*Source*:
October 25, 2014
You Know You Can By Vickie Stam
I can remember a time when I had a strong desire to watch a 'spine-chiller' on the big screen. As soon as one was advertised on television; I was hooked. I wanted to go. No matter how long the line up, I refused to leave until I was certain the tickets were sold out. But I wasn't alone. Being with someone made it easy to persevere. Nasty rain pellets couldn't dampen our spirits nor shivering in the blistering cold. Nothing could keep us away.
It was the experience of terror that I enjoyed. Sitting in the dark with my popcorn in hand I could feel my heart racing long before the opening credits started to roll and when they did I knew I was in for a chilling ride.
The eerie background music almost always set the tone that something frightening was about to happen. I quickly set my popcorn down and waited; not with eyes wide open but with eyes shut and hands shielding them so not even a trickle of horror could seep through. Other moments I cupped my hands over my ears hoping to drown out the blood curdling screams. I saw what I needed to see and heard what I needed to hear. The entire time my heart was leaping inside my chest but when I was caught off guard I jumped sending pebbles of popcorn everywhere. Afterwards, I laughed. I loved every minute of it!
So, why did I rush to see something that raised the hair on my arms? Why did I choose to witness something that left me clutching the sides of my seat in terror? Because I loved being caught in the grip of fear. I enjoyed the element of surprise. Imagine if all these years later I could say the same thing when I'm faced with the fears of writing.

*Data for this task*:
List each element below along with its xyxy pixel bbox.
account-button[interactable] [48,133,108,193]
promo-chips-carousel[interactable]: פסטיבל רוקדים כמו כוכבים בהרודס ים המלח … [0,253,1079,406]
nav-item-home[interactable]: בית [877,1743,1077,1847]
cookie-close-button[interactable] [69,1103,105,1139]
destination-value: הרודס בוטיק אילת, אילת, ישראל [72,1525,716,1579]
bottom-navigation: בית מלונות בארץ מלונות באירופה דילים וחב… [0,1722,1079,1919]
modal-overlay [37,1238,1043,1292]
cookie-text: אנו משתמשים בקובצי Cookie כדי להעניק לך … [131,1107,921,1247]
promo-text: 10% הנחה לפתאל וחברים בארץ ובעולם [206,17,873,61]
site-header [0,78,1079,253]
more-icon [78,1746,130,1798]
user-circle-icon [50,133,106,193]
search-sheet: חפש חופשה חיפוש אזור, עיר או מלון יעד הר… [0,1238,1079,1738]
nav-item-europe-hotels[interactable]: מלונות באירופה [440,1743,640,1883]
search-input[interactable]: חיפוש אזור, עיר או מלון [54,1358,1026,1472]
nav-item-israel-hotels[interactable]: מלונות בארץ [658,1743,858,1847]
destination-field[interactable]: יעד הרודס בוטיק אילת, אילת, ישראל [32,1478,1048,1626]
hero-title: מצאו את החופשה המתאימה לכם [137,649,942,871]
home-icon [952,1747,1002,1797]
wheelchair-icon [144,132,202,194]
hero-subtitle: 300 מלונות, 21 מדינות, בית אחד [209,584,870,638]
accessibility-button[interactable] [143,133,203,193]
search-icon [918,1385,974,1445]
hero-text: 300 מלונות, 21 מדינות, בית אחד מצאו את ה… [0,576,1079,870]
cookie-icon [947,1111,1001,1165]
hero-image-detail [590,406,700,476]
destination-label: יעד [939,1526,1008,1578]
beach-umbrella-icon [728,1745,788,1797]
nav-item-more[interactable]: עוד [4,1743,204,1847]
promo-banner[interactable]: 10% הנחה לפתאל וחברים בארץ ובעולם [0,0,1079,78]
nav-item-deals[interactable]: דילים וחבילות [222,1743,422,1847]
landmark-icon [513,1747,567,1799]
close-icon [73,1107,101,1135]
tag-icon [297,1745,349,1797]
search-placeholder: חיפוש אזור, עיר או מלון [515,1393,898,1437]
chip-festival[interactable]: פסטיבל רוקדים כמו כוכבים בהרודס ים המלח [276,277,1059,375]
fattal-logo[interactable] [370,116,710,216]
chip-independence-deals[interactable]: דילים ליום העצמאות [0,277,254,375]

* * *

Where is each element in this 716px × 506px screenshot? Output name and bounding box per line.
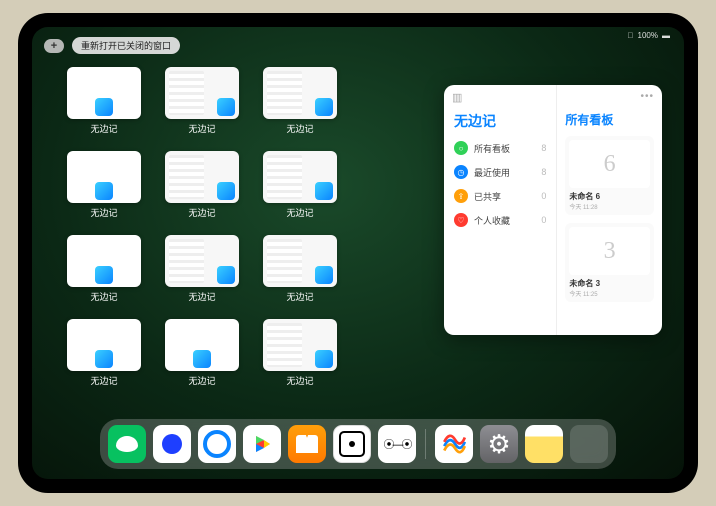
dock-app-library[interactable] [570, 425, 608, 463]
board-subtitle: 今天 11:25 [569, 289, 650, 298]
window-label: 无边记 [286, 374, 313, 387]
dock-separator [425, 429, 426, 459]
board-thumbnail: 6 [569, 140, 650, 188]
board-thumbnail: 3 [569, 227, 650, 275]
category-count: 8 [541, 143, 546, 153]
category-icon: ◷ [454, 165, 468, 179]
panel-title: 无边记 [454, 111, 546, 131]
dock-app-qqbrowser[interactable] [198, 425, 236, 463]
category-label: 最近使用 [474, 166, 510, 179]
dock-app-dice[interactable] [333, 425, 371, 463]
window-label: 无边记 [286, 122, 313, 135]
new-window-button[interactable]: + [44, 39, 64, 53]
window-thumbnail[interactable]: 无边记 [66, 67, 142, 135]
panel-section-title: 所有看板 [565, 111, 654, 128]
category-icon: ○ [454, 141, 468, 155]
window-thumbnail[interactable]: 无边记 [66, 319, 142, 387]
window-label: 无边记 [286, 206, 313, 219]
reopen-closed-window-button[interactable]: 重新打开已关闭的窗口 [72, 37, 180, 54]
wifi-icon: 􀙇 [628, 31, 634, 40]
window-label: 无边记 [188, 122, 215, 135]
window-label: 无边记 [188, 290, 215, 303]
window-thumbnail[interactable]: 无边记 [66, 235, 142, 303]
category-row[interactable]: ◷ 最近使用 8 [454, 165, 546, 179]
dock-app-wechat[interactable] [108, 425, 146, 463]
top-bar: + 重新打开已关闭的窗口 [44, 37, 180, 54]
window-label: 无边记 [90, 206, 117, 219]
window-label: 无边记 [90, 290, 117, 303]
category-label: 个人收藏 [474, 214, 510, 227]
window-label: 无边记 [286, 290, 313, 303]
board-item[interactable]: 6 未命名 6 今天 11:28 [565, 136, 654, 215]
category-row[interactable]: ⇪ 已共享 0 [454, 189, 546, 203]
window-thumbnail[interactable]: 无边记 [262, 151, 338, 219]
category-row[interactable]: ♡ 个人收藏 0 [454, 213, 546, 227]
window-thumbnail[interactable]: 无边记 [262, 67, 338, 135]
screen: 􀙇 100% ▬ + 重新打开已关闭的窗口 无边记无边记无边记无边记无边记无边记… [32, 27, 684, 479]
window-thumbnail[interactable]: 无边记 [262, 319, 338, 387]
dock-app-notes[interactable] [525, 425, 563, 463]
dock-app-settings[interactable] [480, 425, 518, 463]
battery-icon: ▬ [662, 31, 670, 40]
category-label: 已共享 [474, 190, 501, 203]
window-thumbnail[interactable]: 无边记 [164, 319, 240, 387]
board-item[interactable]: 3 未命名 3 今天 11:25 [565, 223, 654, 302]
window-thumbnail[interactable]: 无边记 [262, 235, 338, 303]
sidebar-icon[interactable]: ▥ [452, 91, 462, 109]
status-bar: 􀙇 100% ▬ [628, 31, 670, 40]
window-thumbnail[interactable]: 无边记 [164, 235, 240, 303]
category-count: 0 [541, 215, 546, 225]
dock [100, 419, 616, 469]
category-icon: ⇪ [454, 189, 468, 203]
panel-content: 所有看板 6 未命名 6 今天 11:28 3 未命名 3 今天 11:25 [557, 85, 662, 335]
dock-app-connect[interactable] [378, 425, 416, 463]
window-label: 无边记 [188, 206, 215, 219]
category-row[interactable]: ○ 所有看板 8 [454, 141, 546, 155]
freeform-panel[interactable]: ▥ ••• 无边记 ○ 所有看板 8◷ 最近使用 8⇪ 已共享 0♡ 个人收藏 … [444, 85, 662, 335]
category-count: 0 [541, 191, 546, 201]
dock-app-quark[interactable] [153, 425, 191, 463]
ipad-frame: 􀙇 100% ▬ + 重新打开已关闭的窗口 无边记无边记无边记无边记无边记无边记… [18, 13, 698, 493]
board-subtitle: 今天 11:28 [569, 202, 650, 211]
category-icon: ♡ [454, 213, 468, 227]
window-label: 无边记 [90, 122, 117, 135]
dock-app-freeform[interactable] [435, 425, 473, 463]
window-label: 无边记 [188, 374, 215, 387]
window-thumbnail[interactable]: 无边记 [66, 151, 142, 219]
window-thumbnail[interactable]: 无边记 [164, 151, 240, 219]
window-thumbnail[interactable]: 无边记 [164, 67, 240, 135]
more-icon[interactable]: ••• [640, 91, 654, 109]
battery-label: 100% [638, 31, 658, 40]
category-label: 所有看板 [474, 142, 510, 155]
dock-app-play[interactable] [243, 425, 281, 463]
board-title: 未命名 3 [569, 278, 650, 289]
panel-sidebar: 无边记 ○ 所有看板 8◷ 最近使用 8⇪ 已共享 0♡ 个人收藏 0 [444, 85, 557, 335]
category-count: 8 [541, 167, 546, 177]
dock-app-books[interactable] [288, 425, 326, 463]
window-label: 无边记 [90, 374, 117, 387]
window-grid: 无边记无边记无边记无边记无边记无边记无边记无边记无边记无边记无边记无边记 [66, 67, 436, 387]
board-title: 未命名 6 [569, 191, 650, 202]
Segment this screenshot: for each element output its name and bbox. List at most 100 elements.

*Directives*:
• a. In the records, copy word for word the lines starting with the line that contains "List each element" and going on through the line that contains "modal-overlay [37,1238,1043,1292]".
• b. Pick up the essay about loving horror movies right after its last sentence and write the next part.
The essay and the records are unrelated material.

*Answer set*:
• a.
List each element below along with its xyxy pixel bbox.
account-button[interactable] [48,133,108,193]
promo-chips-carousel[interactable]: פסטיבל רוקדים כמו כוכבים בהרודס ים המלח … [0,253,1079,406]
nav-item-home[interactable]: בית [877,1743,1077,1847]
cookie-close-button[interactable] [69,1103,105,1139]
destination-value: הרודס בוטיק אילת, אילת, ישראל [72,1525,716,1579]
bottom-navigation: בית מלונות בארץ מלונות באירופה דילים וחב… [0,1722,1079,1919]
modal-overlay [37,1238,1043,1292]

• b.
"I love every minute of it." "I love being afraid."
Too bad that watching a scary flick and putting words down on paper do not bring about the same fears. The techniques I used while watching a 'spine-chiller' are not the most affective tools to use when it comes time to writing. Covering my eyes and ears simply isn't productive.
What I do know is that all those years ago I embraced something I enjoyed. I didn't care what anyone thought. I was having a good time. If I apply that same strategy to my writing I'm bound to produce something incredible simply because "I love every minute of it!"
Sure, I need to remind myself why it is that I write, especially when my fears are trying to convince me that I'm not good enough, that no one will like what I've written and no one will want to read it. The list could go on.
I realize that not all fear is bad. It teaches me to persevere. It tests me; calling on me to do my best. So when I feel my fears creeping up on me.... I'm glad that I'm not alone. I'm glad that I have friends and family who encourage my pleasure for writing. "Keep writing! they say...Don't stop! Don't be afraid! You can do it! You know you can!"
Psalm 118:6 "The Lord is with me; I will not be afraid. What can man do to me?"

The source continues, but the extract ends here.